→ Extracted records

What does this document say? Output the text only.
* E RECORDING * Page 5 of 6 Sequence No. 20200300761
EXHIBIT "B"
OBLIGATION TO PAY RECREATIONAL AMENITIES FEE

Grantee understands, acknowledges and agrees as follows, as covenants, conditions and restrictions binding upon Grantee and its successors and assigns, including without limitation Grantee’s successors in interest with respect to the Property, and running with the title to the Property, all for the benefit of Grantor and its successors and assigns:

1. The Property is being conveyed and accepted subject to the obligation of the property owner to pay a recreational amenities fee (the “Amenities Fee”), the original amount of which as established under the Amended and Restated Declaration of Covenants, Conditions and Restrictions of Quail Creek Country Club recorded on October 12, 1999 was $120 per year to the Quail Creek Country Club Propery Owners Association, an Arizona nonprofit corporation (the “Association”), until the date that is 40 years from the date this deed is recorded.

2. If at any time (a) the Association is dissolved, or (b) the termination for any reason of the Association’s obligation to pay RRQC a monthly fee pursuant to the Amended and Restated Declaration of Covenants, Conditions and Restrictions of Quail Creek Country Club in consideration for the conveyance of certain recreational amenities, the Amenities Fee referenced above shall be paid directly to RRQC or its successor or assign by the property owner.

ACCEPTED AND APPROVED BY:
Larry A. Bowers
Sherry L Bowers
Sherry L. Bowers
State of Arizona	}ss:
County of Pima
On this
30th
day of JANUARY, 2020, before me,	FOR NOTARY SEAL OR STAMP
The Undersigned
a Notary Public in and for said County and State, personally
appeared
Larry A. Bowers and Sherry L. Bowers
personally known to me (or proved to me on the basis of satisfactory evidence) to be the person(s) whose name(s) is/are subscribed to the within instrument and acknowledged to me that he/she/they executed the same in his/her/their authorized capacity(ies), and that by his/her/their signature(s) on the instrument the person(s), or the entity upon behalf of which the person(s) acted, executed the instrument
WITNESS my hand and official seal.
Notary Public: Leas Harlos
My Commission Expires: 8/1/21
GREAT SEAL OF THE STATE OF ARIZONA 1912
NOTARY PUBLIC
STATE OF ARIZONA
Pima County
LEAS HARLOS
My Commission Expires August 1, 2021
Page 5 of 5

==

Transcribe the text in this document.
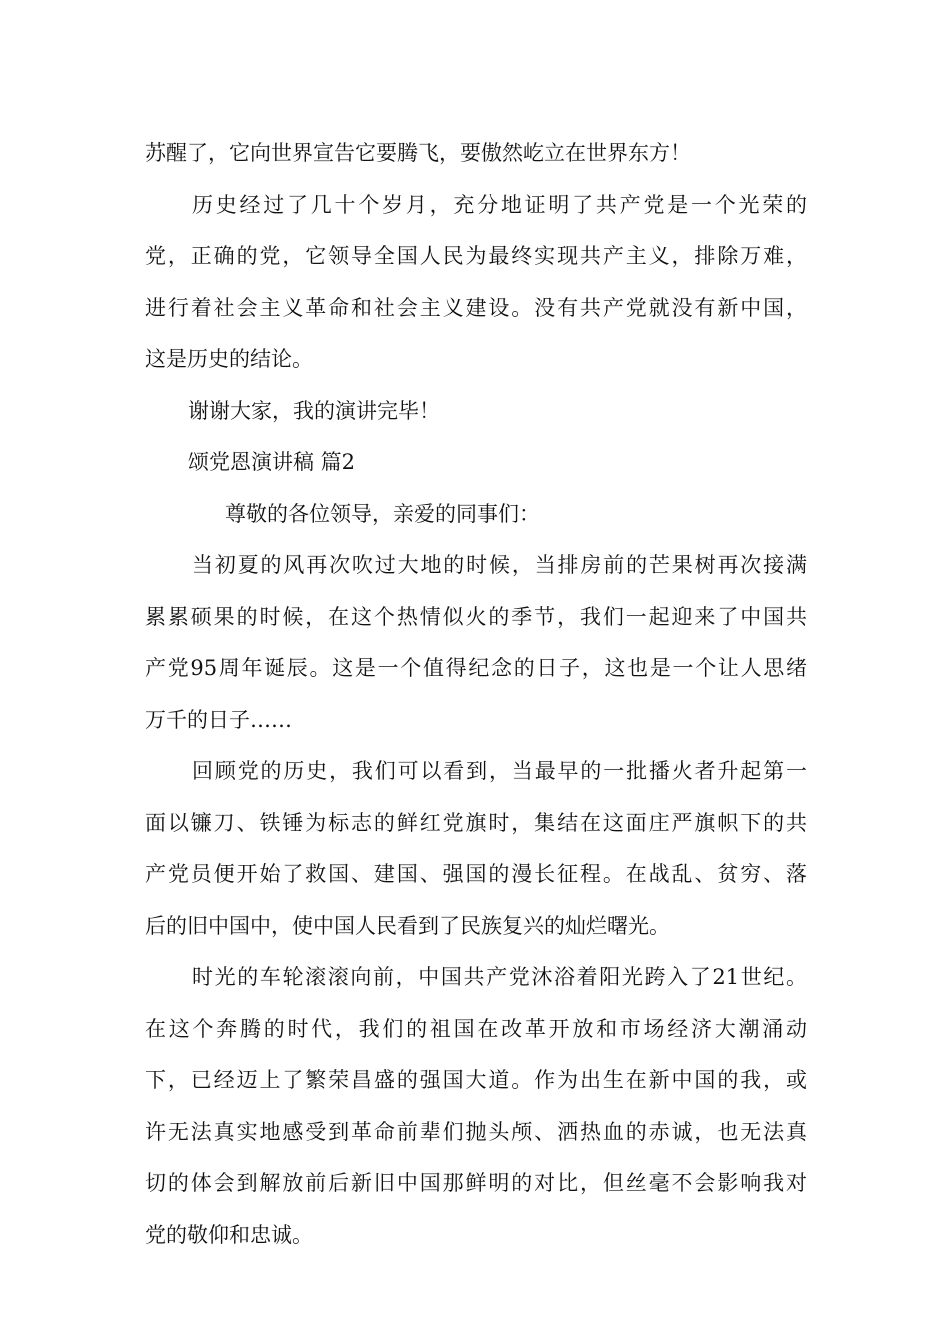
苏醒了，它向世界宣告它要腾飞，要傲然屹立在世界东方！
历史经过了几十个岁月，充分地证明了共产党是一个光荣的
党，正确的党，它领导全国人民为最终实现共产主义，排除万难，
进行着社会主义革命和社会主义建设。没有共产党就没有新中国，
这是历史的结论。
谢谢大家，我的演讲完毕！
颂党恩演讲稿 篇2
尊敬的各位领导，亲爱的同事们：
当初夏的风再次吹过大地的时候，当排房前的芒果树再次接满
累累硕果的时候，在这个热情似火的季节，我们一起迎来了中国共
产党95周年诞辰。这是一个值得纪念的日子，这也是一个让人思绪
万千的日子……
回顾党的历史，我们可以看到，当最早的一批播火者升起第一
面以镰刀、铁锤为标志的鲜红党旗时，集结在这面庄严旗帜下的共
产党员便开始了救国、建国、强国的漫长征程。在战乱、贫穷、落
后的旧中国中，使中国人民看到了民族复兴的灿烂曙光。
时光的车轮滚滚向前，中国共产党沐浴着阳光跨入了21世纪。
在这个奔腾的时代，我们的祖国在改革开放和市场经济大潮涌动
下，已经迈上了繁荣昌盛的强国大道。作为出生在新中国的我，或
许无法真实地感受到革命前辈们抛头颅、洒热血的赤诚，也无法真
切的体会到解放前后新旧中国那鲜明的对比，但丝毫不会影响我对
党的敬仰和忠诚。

→ Directions
Count the lines in the material above where the string "Page" appears, then state only that count.

→ Completed exercise
2